• _WHAT YOU WILL DO_: Write the data out again in full, with no departure from the original.

(Stored dataset items)
+++

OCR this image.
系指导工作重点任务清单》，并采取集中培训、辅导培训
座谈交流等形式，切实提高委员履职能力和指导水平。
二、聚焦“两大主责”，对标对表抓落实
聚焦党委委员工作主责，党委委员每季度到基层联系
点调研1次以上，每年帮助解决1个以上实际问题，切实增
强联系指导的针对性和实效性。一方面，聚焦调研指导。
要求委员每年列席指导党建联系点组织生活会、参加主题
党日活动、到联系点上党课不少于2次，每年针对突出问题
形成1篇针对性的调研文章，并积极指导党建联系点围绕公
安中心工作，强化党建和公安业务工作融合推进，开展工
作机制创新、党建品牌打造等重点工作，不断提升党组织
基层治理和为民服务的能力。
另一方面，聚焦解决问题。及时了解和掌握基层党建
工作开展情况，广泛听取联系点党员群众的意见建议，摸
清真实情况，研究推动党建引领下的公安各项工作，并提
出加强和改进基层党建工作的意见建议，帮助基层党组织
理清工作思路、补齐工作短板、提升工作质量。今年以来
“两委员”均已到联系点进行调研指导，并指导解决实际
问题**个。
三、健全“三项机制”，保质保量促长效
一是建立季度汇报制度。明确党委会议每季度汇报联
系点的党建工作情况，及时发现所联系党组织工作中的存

+++

• _THE SOLUTION_:
OCR this image.
系指导工作重点任务清单》，并采取集中培训、辅导培训
座谈交流等形式，切实提高委员履职能力和指导水平。
二、聚焦“两大主责”，对标对表抓落实
聚焦党委委员工作主责，党委委员每季度到基层联系
点调研1次以上，每年帮助解决1个以上实际问题，切实增
强联系指导的针对性和实效性。一方面，聚焦调研指导。
要求委员每年列席指导党建联系点组织生活会、参加主题
党日活动、到联系点上党课不少于2次，每年针对突出问题
形成1篇针对性的调研文章，并积极指导党建联系点围绕公
安中心工作，强化党建和公安业务工作融合推进，开展工
作机制创新、党建品牌打造等重点工作，不断提升党组织
基层治理和为民服务的能力。
另一方面，聚焦解决问题。及时了解和掌握基层党建
工作开展情况，广泛听取联系点党员群众的意见建议，摸
清真实情况，研究推动党建引领下的公安各项工作，并提
出加强和改进基层党建工作的意见建议，帮助基层党组织
理清工作思路、补齐工作短板、提升工作质量。今年以来
“两委员”均已到联系点进行调研指导，并指导解决实际
问题**个。
三、健全“三项机制”，保质保量促长效
一是建立季度汇报制度。明确党委会议每季度汇报联
系点的党建工作情况，及时发现所联系党组织工作中的存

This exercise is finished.